* **Given instruction**:
Would you copy out the whole listing exactly as given?

* **Source material**:
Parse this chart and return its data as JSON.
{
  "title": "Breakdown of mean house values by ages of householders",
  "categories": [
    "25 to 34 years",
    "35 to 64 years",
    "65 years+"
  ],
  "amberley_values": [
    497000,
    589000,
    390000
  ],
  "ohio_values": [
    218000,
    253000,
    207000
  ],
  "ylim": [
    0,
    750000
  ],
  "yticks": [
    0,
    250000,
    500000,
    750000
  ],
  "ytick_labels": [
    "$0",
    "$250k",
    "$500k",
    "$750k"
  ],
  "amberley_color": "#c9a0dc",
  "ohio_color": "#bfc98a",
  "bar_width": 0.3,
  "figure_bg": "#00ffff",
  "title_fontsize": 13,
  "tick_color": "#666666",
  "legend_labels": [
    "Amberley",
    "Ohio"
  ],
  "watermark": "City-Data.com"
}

* **Response to the task**:
Parse this chart and return its data as JSON.
{
  "title": "Breakdown of mean house values by ages of householders",
  "categories": [
    "25 to 34 years",
    "35 to 64 years",
    "65 years+"
  ],
  "amberley_values": [
    497000,
    589000,
    390000
  ],
  "ohio_values": [
    218000,
    253000,
    207000
  ],
  "ylim": [
    0,
    750000
  ],
  "yticks": [
    0,
    250000,
    500000,
    750000
  ],
  "ytick_labels": [
    "$0",
    "$250k",
    "$500k",
    "$750k"
  ],
  "amberley_color": "#c9a0dc",
  "ohio_color": "#bfc98a",
  "bar_width": 0.3,
  "figure_bg": "#00ffff",
  "title_fontsize": 13,
  "tick_color": "#666666",
  "legend_labels": [
    "Amberley",
    "Ohio"
  ],
  "watermark": "City-Data.com"
}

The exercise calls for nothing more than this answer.